**What you are asked to do:**
Return the records that follow unaltered. Omit every picture.

**Extracted records:**
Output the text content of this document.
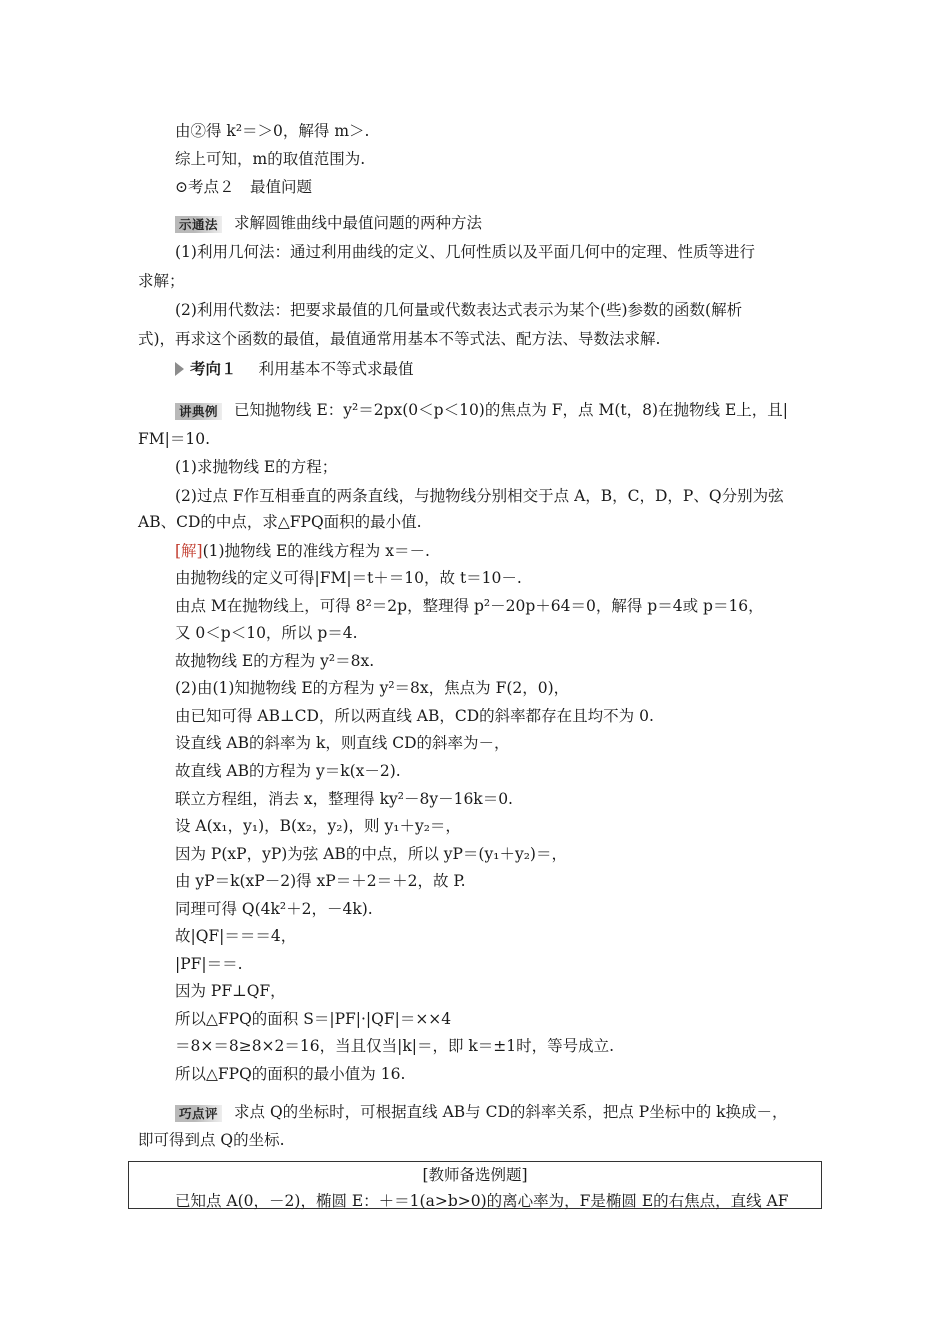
由②得 k²＝＞0，解得 m＞.
综上可知，m的取值范围为.
⊙考点２　最值问题
示通法 求解圆锥曲线中最值问题的两种方法
(1)利用几何法：通过利用曲线的定义、几何性质以及平面几何中的定理、性质等进行
求解；
(2)利用代数法：把要求最值的几何量或代数表达式表示为某个(些)参数的函数(解析
式)，再求这个函数的最值，最值通常用基本不等式法、配方法、导数法求解.
考向１ 利用基本不等式求最值
讲典例 已知抛物线 E：y²＝2px(0＜p＜10)的焦点为 F，点 M(t，8)在抛物线 E上，且|
FM|＝10.
(1)求抛物线 E的方程；
(2)过点 F作互相垂直的两条直线，与抛物线分别相交于点 A，B，C，D，P、Q分别为弦
AB、CD的中点，求△FPQ面积的最小值.
[解](1)抛物线 E的准线方程为 x＝－.
由抛物线的定义可得|FM|＝t＋＝10，故 t＝10－.
由点 M在抛物线上，可得 8²＝2p，整理得 p²－20p＋64＝0，解得 p＝4或 p＝16，
又 0＜p＜10，所以 p＝4.
故抛物线 E的方程为 y²＝8x.
(2)由(1)知抛物线 E的方程为 y²＝8x，焦点为 F(2，0)，
由已知可得 AB⊥CD，所以两直线 AB，CD的斜率都存在且均不为 0.
设直线 AB的斜率为 k，则直线 CD的斜率为－，
故直线 AB的方程为 y＝k(x－2).
联立方程组，消去 x，整理得 ky²－8y－16k＝0.
设 A(x₁，y₁)，B(x₂，y₂)，则 y₁＋y₂＝，
因为 P(xP，yP)为弦 AB的中点，所以 yP＝(y₁＋y₂)＝，
由 yP＝k(xP－2)得 xP＝＋2＝＋2，故 P.
同理可得 Q(4k²＋2，－4k).
故|QF|＝＝＝4，
|PF|＝＝.
因为 PF⊥QF，
所以△FPQ的面积 S＝|PF|·|QF|＝××4
＝8×＝8≥8×2＝16，当且仅当|k|＝，即 k＝±1时，等号成立.
所以△FPQ的面积的最小值为 16.
巧点评 求点 Q的坐标时，可根据直线 AB与 CD的斜率关系，把点 P坐标中的 k换成－，
即可得到点 Q的坐标.
[教师备选例题]
已知点 A(0，－2)，椭圆 E：＋＝1(a>b>0)的离心率为，F是椭圆 E的右焦点，直线 AF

**Correct answer:**
Output the text content of this document.
由②得 k²＝＞0，解得 m＞.
综上可知，m的取值范围为.
⊙考点２　最值问题
示通法 求解圆锥曲线中最值问题的两种方法
(1)利用几何法：通过利用曲线的定义、几何性质以及平面几何中的定理、性质等进行
求解；
(2)利用代数法：把要求最值的几何量或代数表达式表示为某个(些)参数的函数(解析
式)，再求这个函数的最值，最值通常用基本不等式法、配方法、导数法求解.
考向１ 利用基本不等式求最值
讲典例 已知抛物线 E：y²＝2px(0＜p＜10)的焦点为 F，点 M(t，8)在抛物线 E上，且|
FM|＝10.
(1)求抛物线 E的方程；
(2)过点 F作互相垂直的两条直线，与抛物线分别相交于点 A，B，C，D，P、Q分别为弦
AB、CD的中点，求△FPQ面积的最小值.
[解](1)抛物线 E的准线方程为 x＝－.
由抛物线的定义可得|FM|＝t＋＝10，故 t＝10－.
由点 M在抛物线上，可得 8²＝2p，整理得 p²－20p＋64＝0，解得 p＝4或 p＝16，
又 0＜p＜10，所以 p＝4.
故抛物线 E的方程为 y²＝8x.
(2)由(1)知抛物线 E的方程为 y²＝8x，焦点为 F(2，0)，
由已知可得 AB⊥CD，所以两直线 AB，CD的斜率都存在且均不为 0.
设直线 AB的斜率为 k，则直线 CD的斜率为－，
故直线 AB的方程为 y＝k(x－2).
联立方程组，消去 x，整理得 ky²－8y－16k＝0.
设 A(x₁，y₁)，B(x₂，y₂)，则 y₁＋y₂＝，
因为 P(xP，yP)为弦 AB的中点，所以 yP＝(y₁＋y₂)＝，
由 yP＝k(xP－2)得 xP＝＋2＝＋2，故 P.
同理可得 Q(4k²＋2，－4k).
故|QF|＝＝＝4，
|PF|＝＝.
因为 PF⊥QF，
所以△FPQ的面积 S＝|PF|·|QF|＝××4
＝8×＝8≥8×2＝16，当且仅当|k|＝，即 k＝±1时，等号成立.
所以△FPQ的面积的最小值为 16.
巧点评 求点 Q的坐标时，可根据直线 AB与 CD的斜率关系，把点 P坐标中的 k换成－，
即可得到点 Q的坐标.
[教师备选例题]
已知点 A(0，－2)，椭圆 E：＋＝1(a>b>0)的离心率为，F是椭圆 E的右焦点，直线 AF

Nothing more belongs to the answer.